Directive
Which lines hold the word "color"? Copy each of them from the material.
· · · · ·
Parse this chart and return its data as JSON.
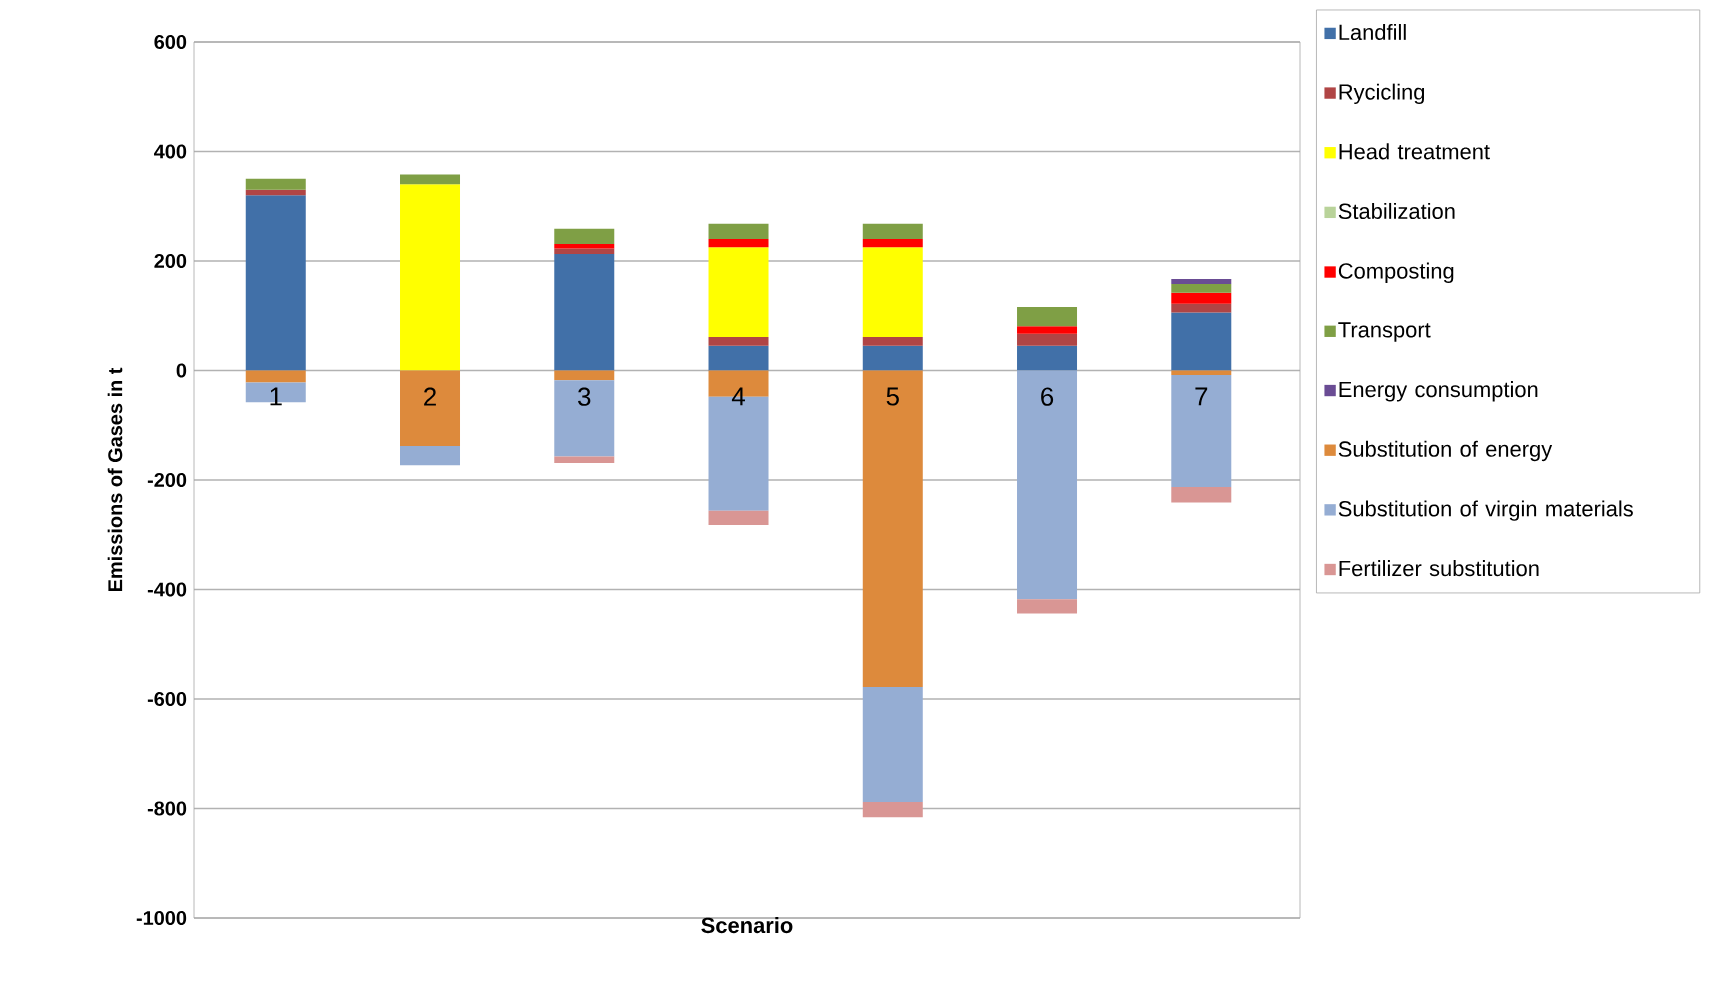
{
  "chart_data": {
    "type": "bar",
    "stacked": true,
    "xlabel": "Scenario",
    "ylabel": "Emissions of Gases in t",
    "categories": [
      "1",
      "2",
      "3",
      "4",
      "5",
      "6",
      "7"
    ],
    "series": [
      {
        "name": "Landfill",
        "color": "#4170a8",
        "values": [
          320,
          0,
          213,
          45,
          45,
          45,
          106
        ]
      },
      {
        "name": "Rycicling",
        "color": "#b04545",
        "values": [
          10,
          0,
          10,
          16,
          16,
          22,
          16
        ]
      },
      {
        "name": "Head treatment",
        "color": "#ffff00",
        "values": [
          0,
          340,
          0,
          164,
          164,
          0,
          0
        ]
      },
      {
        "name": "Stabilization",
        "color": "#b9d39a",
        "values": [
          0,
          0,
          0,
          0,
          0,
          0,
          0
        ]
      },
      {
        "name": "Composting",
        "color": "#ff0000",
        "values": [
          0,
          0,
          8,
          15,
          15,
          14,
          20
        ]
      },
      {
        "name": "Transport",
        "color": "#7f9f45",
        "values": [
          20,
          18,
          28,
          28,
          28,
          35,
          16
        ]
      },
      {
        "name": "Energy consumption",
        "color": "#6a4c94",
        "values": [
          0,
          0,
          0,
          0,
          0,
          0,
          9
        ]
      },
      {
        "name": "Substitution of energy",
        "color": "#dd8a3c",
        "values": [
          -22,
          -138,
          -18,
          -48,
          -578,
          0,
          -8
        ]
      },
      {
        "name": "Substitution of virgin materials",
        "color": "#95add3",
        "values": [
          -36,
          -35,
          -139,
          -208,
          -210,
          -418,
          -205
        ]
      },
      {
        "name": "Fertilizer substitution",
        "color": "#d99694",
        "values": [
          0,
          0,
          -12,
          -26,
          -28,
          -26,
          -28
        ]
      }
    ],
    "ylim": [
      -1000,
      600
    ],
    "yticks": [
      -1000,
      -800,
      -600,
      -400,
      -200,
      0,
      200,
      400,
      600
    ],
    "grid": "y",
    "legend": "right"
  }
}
· · · · ·
Result
        "color": "#4170a8",
        "color": "#b04545",
        "color": "#ffff00",
        "color": "#b9d39a",
        "color": "#ff0000",
        "color": "#7f9f45",
        "color": "#6a4c94",
        "color": "#dd8a3c",
        "color": "#95add3",
        "color": "#d99694",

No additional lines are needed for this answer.